● The request: Filter the listing and keep only the lines with the word "Bratislava".

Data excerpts
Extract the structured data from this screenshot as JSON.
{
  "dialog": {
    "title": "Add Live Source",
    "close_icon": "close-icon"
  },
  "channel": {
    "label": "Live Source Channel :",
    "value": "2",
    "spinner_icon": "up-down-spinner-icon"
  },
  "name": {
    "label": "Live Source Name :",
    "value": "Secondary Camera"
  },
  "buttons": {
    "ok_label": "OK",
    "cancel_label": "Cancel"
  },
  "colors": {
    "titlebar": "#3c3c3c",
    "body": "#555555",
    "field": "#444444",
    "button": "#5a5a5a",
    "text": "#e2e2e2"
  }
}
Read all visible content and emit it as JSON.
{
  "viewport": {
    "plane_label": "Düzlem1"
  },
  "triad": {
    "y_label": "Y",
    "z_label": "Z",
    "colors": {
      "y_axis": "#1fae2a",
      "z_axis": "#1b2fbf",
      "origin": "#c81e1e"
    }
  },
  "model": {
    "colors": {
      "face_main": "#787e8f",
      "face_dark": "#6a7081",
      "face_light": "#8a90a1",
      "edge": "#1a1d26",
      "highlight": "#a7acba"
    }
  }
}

...

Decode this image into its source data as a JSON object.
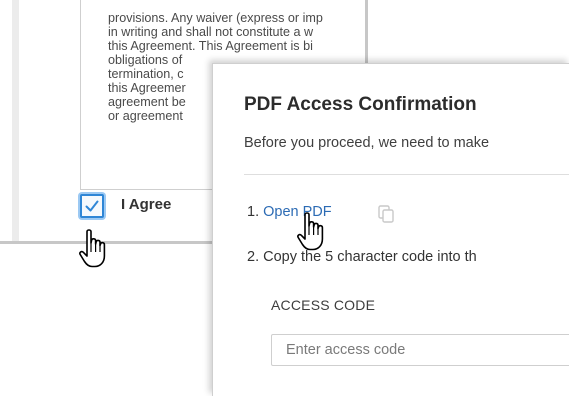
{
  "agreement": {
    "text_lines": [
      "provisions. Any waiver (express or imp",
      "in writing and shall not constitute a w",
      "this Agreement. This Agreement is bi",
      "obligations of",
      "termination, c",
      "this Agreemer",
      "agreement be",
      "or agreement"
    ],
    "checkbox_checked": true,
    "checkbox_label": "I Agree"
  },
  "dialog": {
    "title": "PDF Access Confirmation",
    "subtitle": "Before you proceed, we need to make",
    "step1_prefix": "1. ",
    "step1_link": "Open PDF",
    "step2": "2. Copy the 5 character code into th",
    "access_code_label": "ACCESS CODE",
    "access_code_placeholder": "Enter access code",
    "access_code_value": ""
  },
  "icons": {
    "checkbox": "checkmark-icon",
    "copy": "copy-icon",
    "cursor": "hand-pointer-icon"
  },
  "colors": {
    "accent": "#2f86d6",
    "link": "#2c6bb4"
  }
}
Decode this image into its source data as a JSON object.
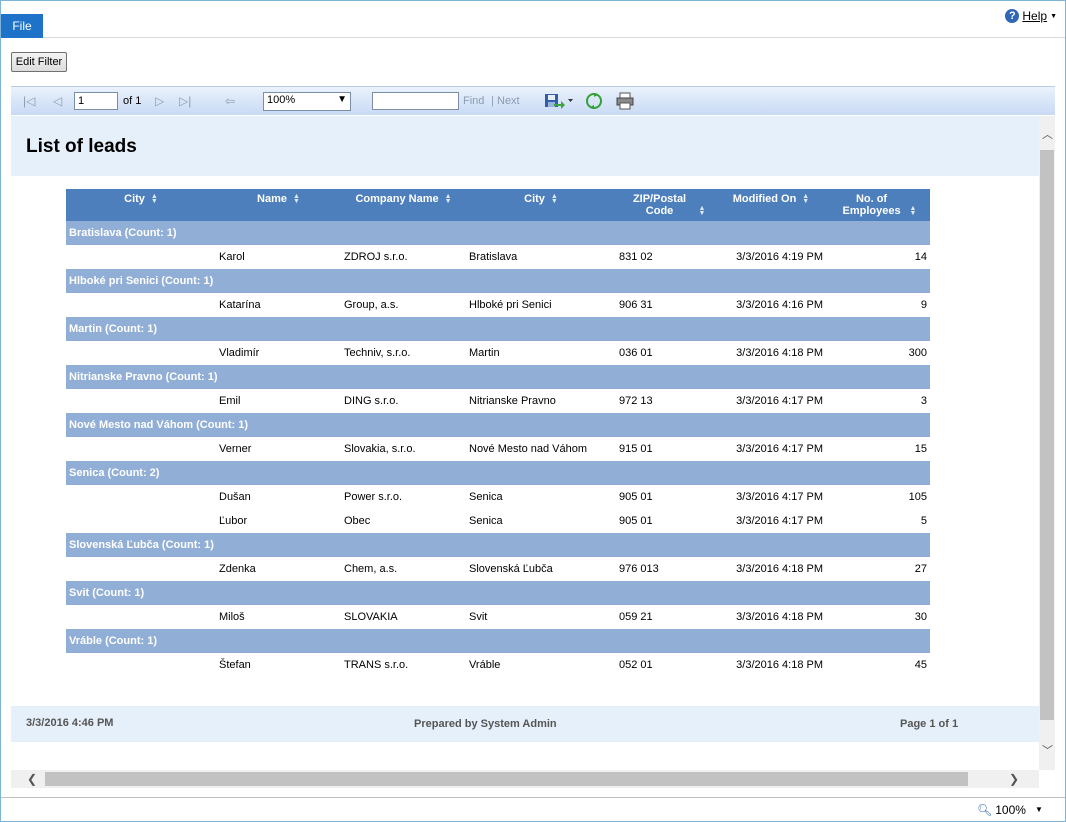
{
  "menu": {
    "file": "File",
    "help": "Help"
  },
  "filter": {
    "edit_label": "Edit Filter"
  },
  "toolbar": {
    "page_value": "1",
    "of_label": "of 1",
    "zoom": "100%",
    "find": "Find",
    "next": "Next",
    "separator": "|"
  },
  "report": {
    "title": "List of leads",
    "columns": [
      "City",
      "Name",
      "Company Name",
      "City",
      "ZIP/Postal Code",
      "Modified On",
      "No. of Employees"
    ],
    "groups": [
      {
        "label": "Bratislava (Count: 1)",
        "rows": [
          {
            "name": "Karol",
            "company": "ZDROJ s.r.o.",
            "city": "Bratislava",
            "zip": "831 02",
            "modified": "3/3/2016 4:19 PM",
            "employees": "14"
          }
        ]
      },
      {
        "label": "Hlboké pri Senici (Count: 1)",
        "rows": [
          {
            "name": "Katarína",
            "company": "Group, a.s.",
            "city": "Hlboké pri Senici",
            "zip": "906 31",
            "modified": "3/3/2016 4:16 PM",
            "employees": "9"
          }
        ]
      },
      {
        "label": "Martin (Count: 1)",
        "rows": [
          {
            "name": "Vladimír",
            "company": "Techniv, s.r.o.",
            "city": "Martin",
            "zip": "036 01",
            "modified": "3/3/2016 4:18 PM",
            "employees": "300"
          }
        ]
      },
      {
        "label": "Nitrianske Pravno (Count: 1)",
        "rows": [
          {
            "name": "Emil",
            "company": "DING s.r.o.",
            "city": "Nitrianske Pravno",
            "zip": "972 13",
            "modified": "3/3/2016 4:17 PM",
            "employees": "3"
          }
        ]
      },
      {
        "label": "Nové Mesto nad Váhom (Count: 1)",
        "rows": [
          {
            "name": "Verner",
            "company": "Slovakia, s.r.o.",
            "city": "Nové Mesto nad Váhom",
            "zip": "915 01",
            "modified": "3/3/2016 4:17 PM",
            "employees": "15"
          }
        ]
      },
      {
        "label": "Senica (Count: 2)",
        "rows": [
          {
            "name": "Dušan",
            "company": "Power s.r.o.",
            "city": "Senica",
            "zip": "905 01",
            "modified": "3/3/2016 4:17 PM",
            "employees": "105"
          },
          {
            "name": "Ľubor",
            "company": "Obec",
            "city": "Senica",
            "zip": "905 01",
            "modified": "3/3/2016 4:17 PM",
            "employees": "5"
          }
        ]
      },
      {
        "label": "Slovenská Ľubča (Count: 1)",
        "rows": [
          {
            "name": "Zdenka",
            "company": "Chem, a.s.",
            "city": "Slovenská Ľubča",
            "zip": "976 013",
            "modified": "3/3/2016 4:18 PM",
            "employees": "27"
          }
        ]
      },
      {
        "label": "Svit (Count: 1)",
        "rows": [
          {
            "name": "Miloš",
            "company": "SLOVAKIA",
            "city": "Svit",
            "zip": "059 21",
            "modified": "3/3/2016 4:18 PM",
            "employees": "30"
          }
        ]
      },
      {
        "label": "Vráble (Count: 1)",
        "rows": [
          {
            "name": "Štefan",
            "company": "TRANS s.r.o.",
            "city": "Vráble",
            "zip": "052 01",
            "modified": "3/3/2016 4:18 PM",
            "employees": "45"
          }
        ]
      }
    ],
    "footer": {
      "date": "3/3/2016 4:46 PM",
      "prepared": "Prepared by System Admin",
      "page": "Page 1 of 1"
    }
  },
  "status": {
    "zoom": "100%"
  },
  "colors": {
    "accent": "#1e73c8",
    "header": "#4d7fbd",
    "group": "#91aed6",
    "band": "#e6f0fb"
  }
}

● Solution to this problem:
        "label": "Bratislava (Count: 1)",
            "city": "Bratislava",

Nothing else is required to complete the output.